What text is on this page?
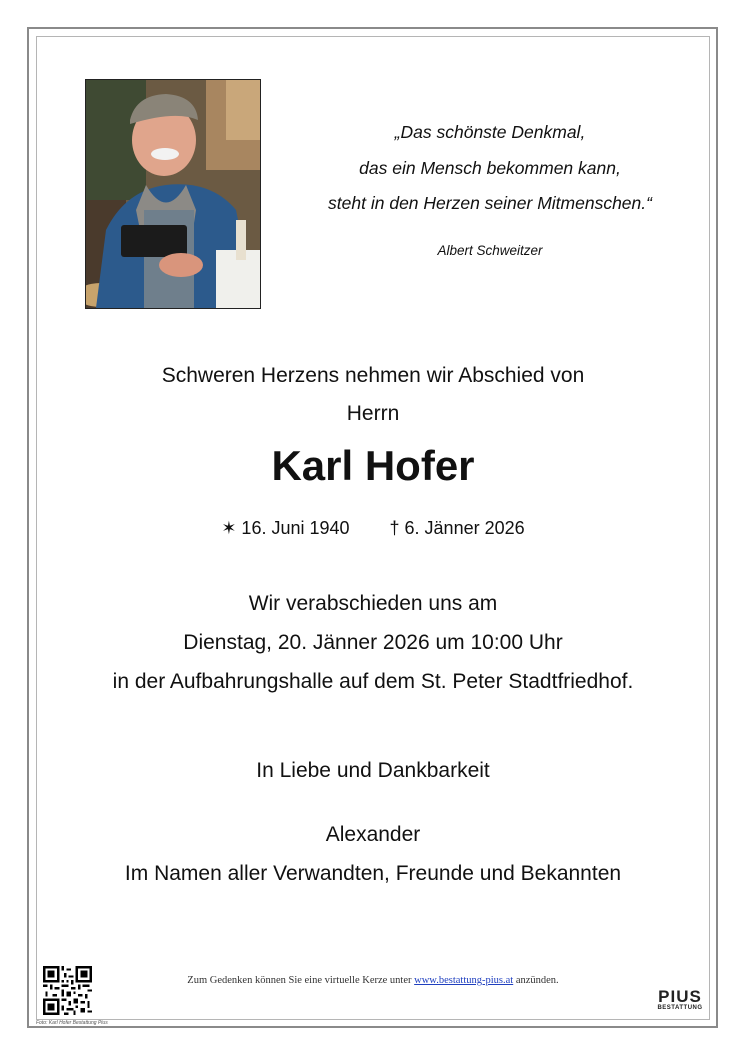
„Das schönste Denkmal,
das ein Mensch bekommen kann,
steht in den Herzen seiner Mitmenschen.“
Albert Schweitzer
Schweren Herzens nehmen wir Abschied von
Herrn
Karl Hofer
✶ 16. Juni 1940        † 6. Jänner 2026
Wir verabschieden uns am
Dienstag, 20. Jänner 2026 um 10:00 Uhr
in der Aufbahrungshalle auf dem St. Peter Stadtfriedhof.
In Liebe und Dankbarkeit
Alexander
Im Namen aller Verwandten, Freunde und Bekannten
Foto: Karl Hofer Bestattung Pius
Zum Gedenken können Sie eine virtuelle Kerze unter www.bestattung-pius.at anzünden.
PIUS
BESTATTUNG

========

Each entry must be retyped word for word, with every image omitted.

What text is on this page?
„Das schönste Denkmal,
das ein Mensch bekommen kann,
steht in den Herzen seiner Mitmenschen.“
Albert Schweitzer
Schweren Herzens nehmen wir Abschied von
Herrn
Karl Hofer
✶ 16. Juni 1940        † 6. Jänner 2026
Wir verabschieden uns am
Dienstag, 20. Jänner 2026 um 10:00 Uhr
in der Aufbahrungshalle auf dem St. Peter Stadtfriedhof.
In Liebe und Dankbarkeit
Alexander
Im Namen aller Verwandten, Freunde und Bekannten
Foto: Karl Hofer Bestattung Pius
Zum Gedenken können Sie eine virtuelle Kerze unter www.bestattung-pius.at anzünden.
PIUS
BESTATTUNG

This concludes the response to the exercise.